* [What is needed]:
Your task is to copy every line of the entries that contains "costumes".

## start Records shown

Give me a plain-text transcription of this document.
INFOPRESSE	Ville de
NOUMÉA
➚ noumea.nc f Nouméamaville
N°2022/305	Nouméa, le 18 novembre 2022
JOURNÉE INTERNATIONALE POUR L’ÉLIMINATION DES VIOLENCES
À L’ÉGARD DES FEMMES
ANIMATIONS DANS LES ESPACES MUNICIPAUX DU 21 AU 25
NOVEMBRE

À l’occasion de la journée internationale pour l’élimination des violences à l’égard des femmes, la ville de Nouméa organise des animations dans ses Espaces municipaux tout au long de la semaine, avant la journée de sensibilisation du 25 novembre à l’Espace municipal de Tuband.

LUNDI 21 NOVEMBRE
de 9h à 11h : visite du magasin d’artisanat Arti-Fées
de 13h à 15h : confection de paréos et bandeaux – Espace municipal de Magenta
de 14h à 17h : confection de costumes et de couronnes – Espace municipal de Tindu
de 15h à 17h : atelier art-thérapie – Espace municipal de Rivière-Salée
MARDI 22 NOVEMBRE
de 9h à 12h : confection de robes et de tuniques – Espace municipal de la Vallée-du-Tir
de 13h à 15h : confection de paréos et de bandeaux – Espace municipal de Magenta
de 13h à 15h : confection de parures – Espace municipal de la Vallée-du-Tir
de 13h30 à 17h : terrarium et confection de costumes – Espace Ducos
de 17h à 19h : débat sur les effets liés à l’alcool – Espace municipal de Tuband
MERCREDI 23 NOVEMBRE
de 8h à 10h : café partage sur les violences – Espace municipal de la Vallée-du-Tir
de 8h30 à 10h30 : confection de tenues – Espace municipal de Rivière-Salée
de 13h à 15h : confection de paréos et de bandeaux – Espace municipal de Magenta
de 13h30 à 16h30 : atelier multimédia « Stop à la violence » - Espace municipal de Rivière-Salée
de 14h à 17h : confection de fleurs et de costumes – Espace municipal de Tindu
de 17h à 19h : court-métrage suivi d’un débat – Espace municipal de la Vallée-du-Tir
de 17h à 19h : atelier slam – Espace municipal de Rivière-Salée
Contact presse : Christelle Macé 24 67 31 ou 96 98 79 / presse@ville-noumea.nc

## end Records shown

* [The completed task]:
de 14h à 17h : confection de costumes et de couronnes – Espace municipal de Tindu
de 13h30 à 17h : terrarium et confection de costumes – Espace Ducos
de 14h à 17h : confection de fleurs et de costumes – Espace municipal de Tindu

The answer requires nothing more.